─── ENTRIES SHOWN ───

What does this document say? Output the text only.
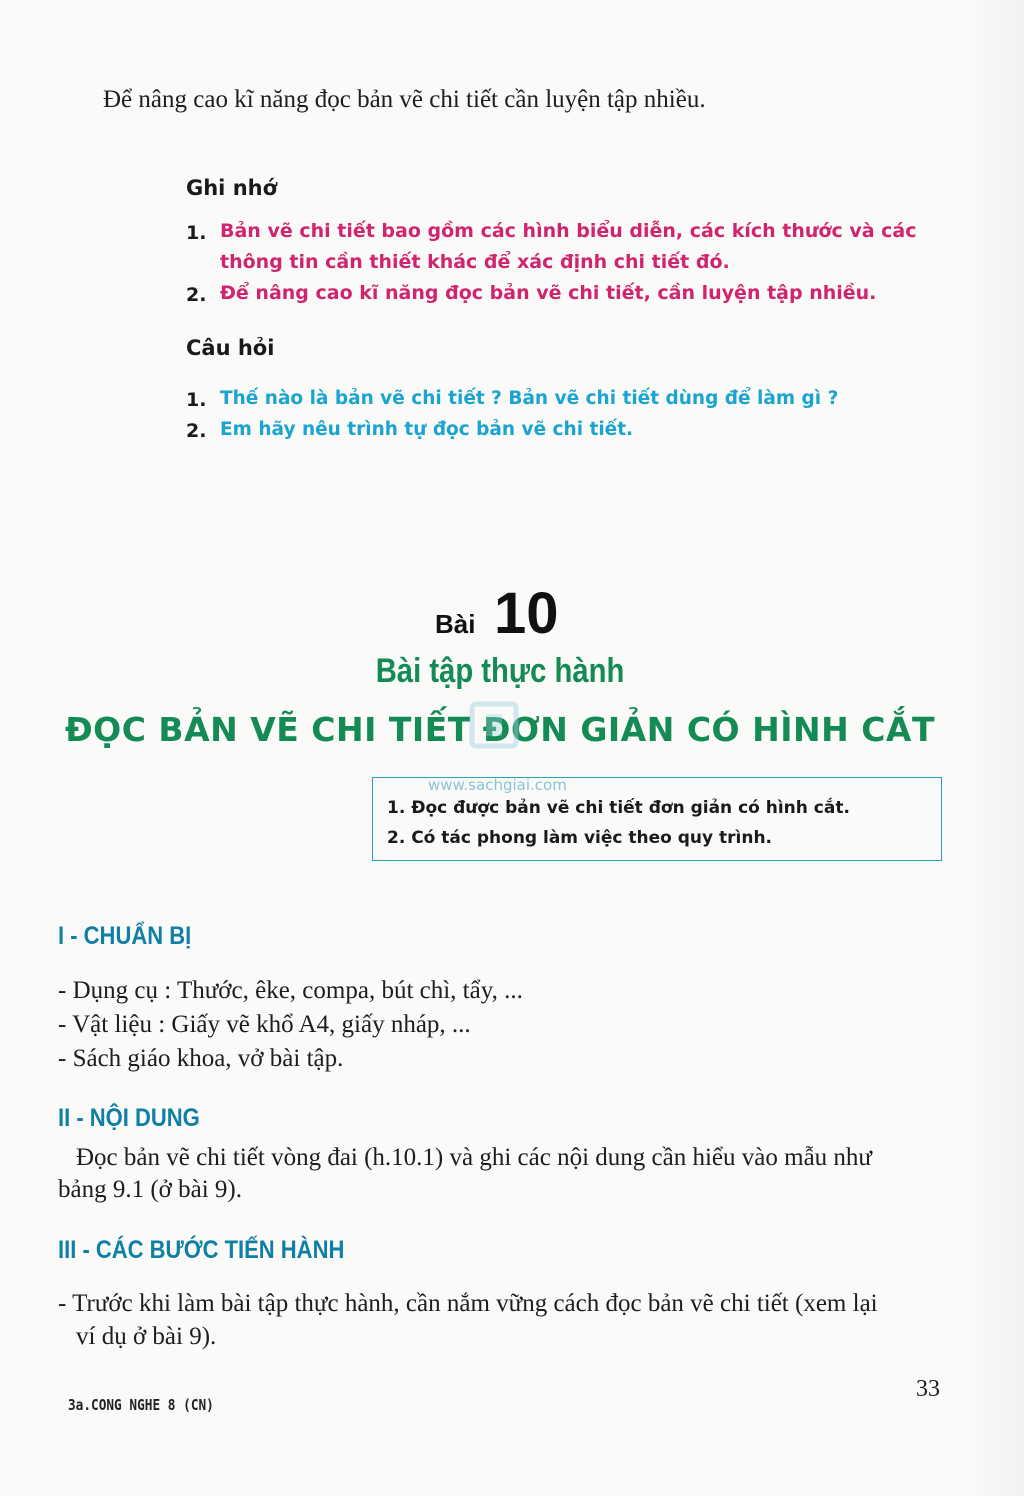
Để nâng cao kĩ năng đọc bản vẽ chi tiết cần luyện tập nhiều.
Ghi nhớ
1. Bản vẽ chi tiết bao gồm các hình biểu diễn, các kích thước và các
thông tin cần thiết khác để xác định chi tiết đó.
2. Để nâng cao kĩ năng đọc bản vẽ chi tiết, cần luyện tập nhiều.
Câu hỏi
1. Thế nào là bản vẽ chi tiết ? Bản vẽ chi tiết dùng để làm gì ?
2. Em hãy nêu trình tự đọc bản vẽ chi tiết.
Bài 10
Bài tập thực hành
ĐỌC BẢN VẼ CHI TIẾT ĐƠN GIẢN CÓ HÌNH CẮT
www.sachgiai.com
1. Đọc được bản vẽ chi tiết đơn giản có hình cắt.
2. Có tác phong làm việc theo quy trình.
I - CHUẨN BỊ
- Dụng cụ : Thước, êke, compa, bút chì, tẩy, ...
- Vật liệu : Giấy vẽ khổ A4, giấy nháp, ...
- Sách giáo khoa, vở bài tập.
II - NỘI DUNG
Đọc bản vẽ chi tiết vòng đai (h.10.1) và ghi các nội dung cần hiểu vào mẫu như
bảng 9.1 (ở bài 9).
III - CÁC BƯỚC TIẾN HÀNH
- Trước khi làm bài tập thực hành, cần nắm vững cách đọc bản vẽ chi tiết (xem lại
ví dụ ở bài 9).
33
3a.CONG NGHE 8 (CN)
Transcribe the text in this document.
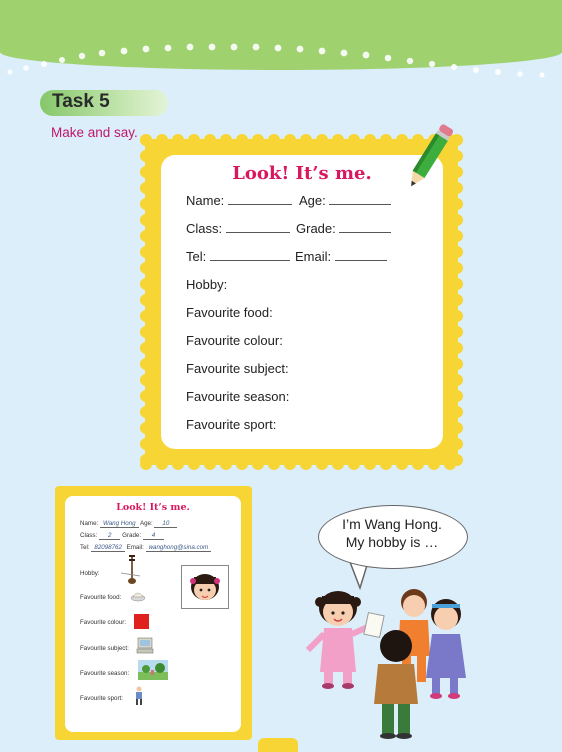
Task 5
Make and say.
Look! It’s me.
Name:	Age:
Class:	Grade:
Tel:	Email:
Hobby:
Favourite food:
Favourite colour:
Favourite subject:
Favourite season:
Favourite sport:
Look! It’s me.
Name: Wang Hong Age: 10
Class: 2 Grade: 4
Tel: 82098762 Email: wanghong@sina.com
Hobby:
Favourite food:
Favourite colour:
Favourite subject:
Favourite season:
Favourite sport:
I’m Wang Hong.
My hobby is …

───

TASK DESCRIPTION - Figure out how many lines of the data above include "trình", then give the number and nothing more.

OUTPUT - 2